- _Items from a data source_:
──────

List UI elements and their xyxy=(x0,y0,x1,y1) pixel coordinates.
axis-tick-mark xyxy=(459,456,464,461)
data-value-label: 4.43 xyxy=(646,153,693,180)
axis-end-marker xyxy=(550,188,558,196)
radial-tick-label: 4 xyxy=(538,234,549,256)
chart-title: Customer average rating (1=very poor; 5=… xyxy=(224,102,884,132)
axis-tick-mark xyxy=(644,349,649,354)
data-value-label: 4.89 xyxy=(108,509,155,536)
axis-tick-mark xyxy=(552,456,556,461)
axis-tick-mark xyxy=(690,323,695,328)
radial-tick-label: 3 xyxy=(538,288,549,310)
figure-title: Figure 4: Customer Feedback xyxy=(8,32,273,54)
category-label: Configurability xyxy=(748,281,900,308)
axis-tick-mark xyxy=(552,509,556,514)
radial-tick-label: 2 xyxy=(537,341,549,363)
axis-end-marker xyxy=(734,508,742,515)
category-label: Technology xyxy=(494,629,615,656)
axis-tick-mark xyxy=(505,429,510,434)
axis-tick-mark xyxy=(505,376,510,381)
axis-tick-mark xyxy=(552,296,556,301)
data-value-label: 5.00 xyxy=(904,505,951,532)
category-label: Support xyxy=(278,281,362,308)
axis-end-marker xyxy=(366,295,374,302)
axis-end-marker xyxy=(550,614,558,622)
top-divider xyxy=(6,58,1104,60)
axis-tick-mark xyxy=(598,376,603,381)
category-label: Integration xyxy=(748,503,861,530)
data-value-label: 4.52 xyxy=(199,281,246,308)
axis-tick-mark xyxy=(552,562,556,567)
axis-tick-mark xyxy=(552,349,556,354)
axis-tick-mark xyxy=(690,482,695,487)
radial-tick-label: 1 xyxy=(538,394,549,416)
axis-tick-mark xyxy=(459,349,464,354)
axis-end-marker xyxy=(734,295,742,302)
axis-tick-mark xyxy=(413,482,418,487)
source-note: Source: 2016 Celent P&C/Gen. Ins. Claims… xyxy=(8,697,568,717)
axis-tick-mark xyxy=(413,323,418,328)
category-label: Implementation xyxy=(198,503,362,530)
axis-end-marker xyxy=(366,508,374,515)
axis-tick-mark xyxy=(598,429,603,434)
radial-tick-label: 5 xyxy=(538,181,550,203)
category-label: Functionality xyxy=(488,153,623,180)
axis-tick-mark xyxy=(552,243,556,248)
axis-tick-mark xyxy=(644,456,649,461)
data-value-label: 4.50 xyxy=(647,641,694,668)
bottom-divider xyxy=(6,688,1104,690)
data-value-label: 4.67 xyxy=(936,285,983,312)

──────

- _SHORT EXERCISE_:
Repeat the stretch of the records above from the very first line through the line that contains "axis-tick-mark xyxy=(690,482,695,487)", with both ends included.

- _THE RESULT_:
List UI elements and their xyxy=(x0,y0,x1,y1) pixel coordinates.
axis-tick-mark xyxy=(459,456,464,461)
data-value-label: 4.43 xyxy=(646,153,693,180)
axis-end-marker xyxy=(550,188,558,196)
radial-tick-label: 4 xyxy=(538,234,549,256)
chart-title: Customer average rating (1=very poor; 5=… xyxy=(224,102,884,132)
axis-tick-mark xyxy=(644,349,649,354)
data-value-label: 4.89 xyxy=(108,509,155,536)
axis-tick-mark xyxy=(552,456,556,461)
axis-tick-mark xyxy=(690,323,695,328)
radial-tick-label: 3 xyxy=(538,288,549,310)
figure-title: Figure 4: Customer Feedback xyxy=(8,32,273,54)
category-label: Configurability xyxy=(748,281,900,308)
axis-tick-mark xyxy=(552,509,556,514)
radial-tick-label: 2 xyxy=(537,341,549,363)
axis-end-marker xyxy=(734,508,742,515)
category-label: Technology xyxy=(494,629,615,656)
axis-tick-mark xyxy=(505,429,510,434)
axis-tick-mark xyxy=(505,376,510,381)
axis-tick-mark xyxy=(552,296,556,301)
data-value-label: 5.00 xyxy=(904,505,951,532)
category-label: Support xyxy=(278,281,362,308)
axis-end-marker xyxy=(366,295,374,302)
axis-end-marker xyxy=(550,614,558,622)
top-divider xyxy=(6,58,1104,60)
axis-tick-mark xyxy=(598,376,603,381)
category-label: Integration xyxy=(748,503,861,530)
data-value-label: 4.52 xyxy=(199,281,246,308)
axis-tick-mark xyxy=(552,562,556,567)
axis-tick-mark xyxy=(552,349,556,354)
axis-tick-mark xyxy=(690,482,695,487)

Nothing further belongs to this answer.